> YOUR OBJECTIVE
Write out everything from "Of course, the UAW" down to "gain for labor." in the passage on environmentalism, word for word.

SOURCE EXTRACT Start Marker

Of course, the UAW did not win either. It is not in the best interest of American autoworkers for American companies to continue their attachment to low mileage technologies. Nor does it do them any good if some of the core problems of the industry are not addressed, such as the high cost of health insurance.

• Because environmentalists are flush with money, they don’t need to make alliances with other movements. As a result, labor doesn’t see that there will be more jobs if we shift away from the use of fossil fuels, both because solar and wind power are more labor intensive, and because money wasted on energy costs is not available for other uses. OK, greater efficiency will accomplish the second, and wind and solar are more expensive, but will still produce a net gain for labor.

• The use of the word “environment” can be confusing. In my own process, I was initially concerned about what will happen to people this century and gradually began to understand the enormous consequences to the Earth. Tens of thousands of people died in Eurasia during the summer of 2003 from a heat wave that is considered an indication of climate change, far outside normal variability. Concerns about “the environment” are too often left unconnected to human behaviors with human consequences.

• Over the next 50 years, we need to reduce carbon emissions precipitously (figure some 90+% per capita in the US alone, less in countries with lower emissions), and then zero them out from there. This is not the same task as dealing with a small number of acid rain or ozone hole producing facilities. We need to get our act together and we need to help developing countries. Yet environmentalists will tout compact fluorescents and hybrid cars (they deserve to be touted) rather than a remake of society, in which compacts fluorescents and hybrid cars play vital roles.

• (My comment) We are so used to hearing unnecessary ! and !! in the speeches of environmentalists, we often ignore the !!!! emerging from the scientific community. Many justify ignoring the !!!!, after all, they are paying attention to the (trivial, but good for fundraising) !.

Michael Brower and Warren Leon emphasized in the excellent “Consumer’s Guide to Effective Environmental Choices: practical advice from the Union of Concerned Scientists” that we need to spend less time worrying about paper vs. plastic, and more on how we get to the store. The same should be true of all interested in the environment: focus on the big questions.

Shellenberger and Nordhaus call their article “The Death of Environmentalism.” I am pleased to see discussions beginning on how to make concern for the environment more effective.

One Response to “Shifting how we talk and think about the environment”

  1. michael says:

    “[An older friend named a few of the problems of the 20th century: world wars, famines, genocides. Does concern about the environment really compete with such horrors? Yes.]” Yes, Indeed! Wrap up all the horrors of the 20th century then multiply by 10 and you have a beginning of the horror related to environmental devastation for the human specie. Of course, the other species of life will experience their own horrors. In the Little Ice Age, for several summers in a row, it was too hot to raise wheat; the grain doesn’t grow well on bricks. For a different several summers in a row, it was too cold to raise wheat; the grain doesn’t grow well in ice. For yet a different several summers in a row, it was too wet to raise wheat; the grain doesn’t grow well in mud. We could add the effects of strong wind including hurricanes. What would Florida be like today if it didn’t have the wealth and debt of the United States to rebuild it. With political interferance in the scientific process, science loses the objectivity to correctly perceive problems and raise alarms. With lack of fiscal discipline, the federal government loses the ability wisely respond to life (all of life) in jeapordy.

SOURCE EXTRACT End Marker
DATA UNDER STUDY Start Marker

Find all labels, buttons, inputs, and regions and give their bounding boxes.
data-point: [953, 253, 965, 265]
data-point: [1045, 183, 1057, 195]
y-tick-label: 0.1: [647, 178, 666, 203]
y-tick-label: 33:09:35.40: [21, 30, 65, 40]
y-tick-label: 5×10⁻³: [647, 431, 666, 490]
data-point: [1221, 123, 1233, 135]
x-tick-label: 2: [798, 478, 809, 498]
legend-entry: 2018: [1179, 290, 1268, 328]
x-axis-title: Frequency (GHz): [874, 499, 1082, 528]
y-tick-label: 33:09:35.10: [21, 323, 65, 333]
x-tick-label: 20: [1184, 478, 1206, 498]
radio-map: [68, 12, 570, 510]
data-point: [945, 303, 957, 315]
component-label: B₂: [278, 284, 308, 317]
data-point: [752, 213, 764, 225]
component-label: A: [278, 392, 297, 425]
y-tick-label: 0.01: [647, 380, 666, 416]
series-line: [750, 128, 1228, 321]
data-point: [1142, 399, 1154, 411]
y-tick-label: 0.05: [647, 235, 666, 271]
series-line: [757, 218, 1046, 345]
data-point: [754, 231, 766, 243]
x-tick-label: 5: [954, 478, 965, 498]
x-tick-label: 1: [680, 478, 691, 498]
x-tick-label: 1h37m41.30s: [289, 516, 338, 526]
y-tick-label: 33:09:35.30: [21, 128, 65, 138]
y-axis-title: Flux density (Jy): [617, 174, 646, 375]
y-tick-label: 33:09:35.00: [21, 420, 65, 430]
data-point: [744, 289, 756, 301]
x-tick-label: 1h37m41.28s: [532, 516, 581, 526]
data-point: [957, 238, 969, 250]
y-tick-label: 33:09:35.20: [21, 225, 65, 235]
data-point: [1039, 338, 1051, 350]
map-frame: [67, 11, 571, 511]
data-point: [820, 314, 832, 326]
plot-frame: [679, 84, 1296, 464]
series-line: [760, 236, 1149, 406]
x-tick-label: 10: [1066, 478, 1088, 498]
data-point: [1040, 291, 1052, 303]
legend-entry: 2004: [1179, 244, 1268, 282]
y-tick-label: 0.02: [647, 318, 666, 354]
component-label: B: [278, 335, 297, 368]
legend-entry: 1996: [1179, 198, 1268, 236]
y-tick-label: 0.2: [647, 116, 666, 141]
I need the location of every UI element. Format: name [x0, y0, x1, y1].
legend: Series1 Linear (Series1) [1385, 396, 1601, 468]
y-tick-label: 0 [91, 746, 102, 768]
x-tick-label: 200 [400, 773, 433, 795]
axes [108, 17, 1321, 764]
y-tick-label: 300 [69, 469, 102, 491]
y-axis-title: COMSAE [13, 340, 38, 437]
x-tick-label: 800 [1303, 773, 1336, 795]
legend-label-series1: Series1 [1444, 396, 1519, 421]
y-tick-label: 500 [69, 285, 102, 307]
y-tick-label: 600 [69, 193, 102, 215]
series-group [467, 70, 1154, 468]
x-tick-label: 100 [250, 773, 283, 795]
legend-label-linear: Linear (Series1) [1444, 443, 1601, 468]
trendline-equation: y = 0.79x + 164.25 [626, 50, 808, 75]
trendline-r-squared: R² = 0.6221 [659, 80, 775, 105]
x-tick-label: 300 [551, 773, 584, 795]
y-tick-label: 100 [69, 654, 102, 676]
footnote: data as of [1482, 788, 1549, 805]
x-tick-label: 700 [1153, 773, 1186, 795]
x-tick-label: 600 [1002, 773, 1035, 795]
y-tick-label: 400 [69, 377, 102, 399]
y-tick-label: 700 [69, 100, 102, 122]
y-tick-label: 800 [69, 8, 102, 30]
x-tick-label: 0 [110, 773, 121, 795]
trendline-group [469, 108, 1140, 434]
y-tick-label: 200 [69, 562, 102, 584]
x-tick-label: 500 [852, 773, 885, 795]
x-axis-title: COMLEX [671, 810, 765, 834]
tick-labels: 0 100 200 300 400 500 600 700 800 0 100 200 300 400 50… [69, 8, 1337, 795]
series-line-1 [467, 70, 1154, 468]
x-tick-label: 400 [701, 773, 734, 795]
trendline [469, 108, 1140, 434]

DATA UNDER STUDY End Marker

> RESPONSE TO THE EXERCISE
Of course, the UAW did not win either. It is not in the best interest of American autoworkers for American companies to continue their attachment to low mileage technologies. Nor does it do them any good if some of the core problems of the industry are not addressed, such as the high cost of health insurance.

• Because environmentalists are flush with money, they don’t need to make alliances with other movements. As a result, labor doesn’t see that there will be more jobs if we shift away from the use of fossil fuels, both because solar and wind power are more labor intensive, and because money wasted on energy costs is not available for other uses. OK, greater efficiency will accomplish the second, and wind and solar are more expensive, but will still produce a net gain for labor.